• [DATA SECTION]
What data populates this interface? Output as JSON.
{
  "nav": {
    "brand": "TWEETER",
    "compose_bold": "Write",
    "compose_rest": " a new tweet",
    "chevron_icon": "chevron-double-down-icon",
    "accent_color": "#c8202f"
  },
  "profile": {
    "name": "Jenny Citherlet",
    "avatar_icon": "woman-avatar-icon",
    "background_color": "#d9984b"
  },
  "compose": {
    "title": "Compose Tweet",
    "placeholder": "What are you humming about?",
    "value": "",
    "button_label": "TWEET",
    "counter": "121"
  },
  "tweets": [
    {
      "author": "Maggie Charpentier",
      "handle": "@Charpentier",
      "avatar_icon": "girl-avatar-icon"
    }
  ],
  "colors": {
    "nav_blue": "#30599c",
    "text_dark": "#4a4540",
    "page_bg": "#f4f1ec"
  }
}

• [YOUR OBJECTIVE]
Extract the data exactly as given.

• [RESPONSE TO THE EXERCISE]
What data populates this interface? Output as JSON.
{
  "nav": {
    "brand": "TWEETER",
    "compose_bold": "Write",
    "compose_rest": " a new tweet",
    "chevron_icon": "chevron-double-down-icon",
    "accent_color": "#c8202f"
  },
  "profile": {
    "name": "Jenny Citherlet",
    "avatar_icon": "woman-avatar-icon",
    "background_color": "#d9984b"
  },
  "compose": {
    "title": "Compose Tweet",
    "placeholder": "What are you humming about?",
    "value": "",
    "button_label": "TWEET",
    "counter": "121"
  },
  "tweets": [
    {
      "author": "Maggie Charpentier",
      "handle": "@Charpentier",
      "avatar_icon": "girl-avatar-icon"
    }
  ],
  "colors": {
    "nav_blue": "#30599c",
    "text_dark": "#4a4540",
    "page_bg": "#f4f1ec"
  }
}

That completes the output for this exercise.